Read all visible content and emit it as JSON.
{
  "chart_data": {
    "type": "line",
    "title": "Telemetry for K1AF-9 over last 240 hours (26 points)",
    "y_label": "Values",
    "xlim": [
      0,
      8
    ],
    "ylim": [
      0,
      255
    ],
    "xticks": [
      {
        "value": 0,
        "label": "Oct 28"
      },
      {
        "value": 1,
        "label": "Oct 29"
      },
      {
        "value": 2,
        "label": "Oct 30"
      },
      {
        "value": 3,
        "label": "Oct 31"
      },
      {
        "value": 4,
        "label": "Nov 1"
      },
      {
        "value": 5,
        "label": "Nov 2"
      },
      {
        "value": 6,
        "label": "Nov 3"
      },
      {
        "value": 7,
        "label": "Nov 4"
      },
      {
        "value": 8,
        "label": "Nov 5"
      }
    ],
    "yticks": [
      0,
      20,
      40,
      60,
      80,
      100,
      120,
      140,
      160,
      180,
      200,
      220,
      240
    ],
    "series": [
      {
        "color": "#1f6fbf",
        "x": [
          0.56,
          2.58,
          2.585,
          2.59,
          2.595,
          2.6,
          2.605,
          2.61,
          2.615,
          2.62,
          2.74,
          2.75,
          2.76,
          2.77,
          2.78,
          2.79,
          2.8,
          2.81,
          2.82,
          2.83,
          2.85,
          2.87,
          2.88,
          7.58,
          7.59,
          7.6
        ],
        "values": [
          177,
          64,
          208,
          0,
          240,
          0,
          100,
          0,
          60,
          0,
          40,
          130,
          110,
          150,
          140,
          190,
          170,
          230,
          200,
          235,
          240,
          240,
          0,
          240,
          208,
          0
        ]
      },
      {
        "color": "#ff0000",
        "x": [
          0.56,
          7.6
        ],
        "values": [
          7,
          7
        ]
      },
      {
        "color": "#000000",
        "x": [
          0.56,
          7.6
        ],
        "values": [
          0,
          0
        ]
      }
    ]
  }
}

────

■ Challenge: Print again each line of the listing above, exactly as it appears.

■ Answer for the task:
Read all visible content and emit it as JSON.
{
  "chart_data": {
    "type": "line",
    "title": "Telemetry for K1AF-9 over last 240 hours (26 points)",
    "y_label": "Values",
    "xlim": [
      0,
      8
    ],
    "ylim": [
      0,
      255
    ],
    "xticks": [
      {
        "value": 0,
        "label": "Oct 28"
      },
      {
        "value": 1,
        "label": "Oct 29"
      },
      {
        "value": 2,
        "label": "Oct 30"
      },
      {
        "value": 3,
        "label": "Oct 31"
      },
      {
        "value": 4,
        "label": "Nov 1"
      },
      {
        "value": 5,
        "label": "Nov 2"
      },
      {
        "value": 6,
        "label": "Nov 3"
      },
      {
        "value": 7,
        "label": "Nov 4"
      },
      {
        "value": 8,
        "label": "Nov 5"
      }
    ],
    "yticks": [
      0,
      20,
      40,
      60,
      80,
      100,
      120,
      140,
      160,
      180,
      200,
      220,
      240
    ],
    "series": [
      {
        "color": "#1f6fbf",
        "x": [
          0.56,
          2.58,
          2.585,
          2.59,
          2.595,
          2.6,
          2.605,
          2.61,
          2.615,
          2.62,
          2.74,
          2.75,
          2.76,
          2.77,
          2.78,
          2.79,
          2.8,
          2.81,
          2.82,
          2.83,
          2.85,
          2.87,
          2.88,
          7.58,
          7.59,
          7.6
        ],
        "values": [
          177,
          64,
          208,
          0,
          240,
          0,
          100,
          0,
          60,
          0,
          40,
          130,
          110,
          150,
          140,
          190,
          170,
          230,
          200,
          235,
          240,
          240,
          0,
          240,
          208,
          0
        ]
      },
      {
        "color": "#ff0000",
        "x": [
          0.56,
          7.6
        ],
        "values": [
          7,
          7
        ]
      },
      {
        "color": "#000000",
        "x": [
          0.56,
          7.6
        ],
        "values": [
          0,
          0
        ]
      }
    ]
  }
}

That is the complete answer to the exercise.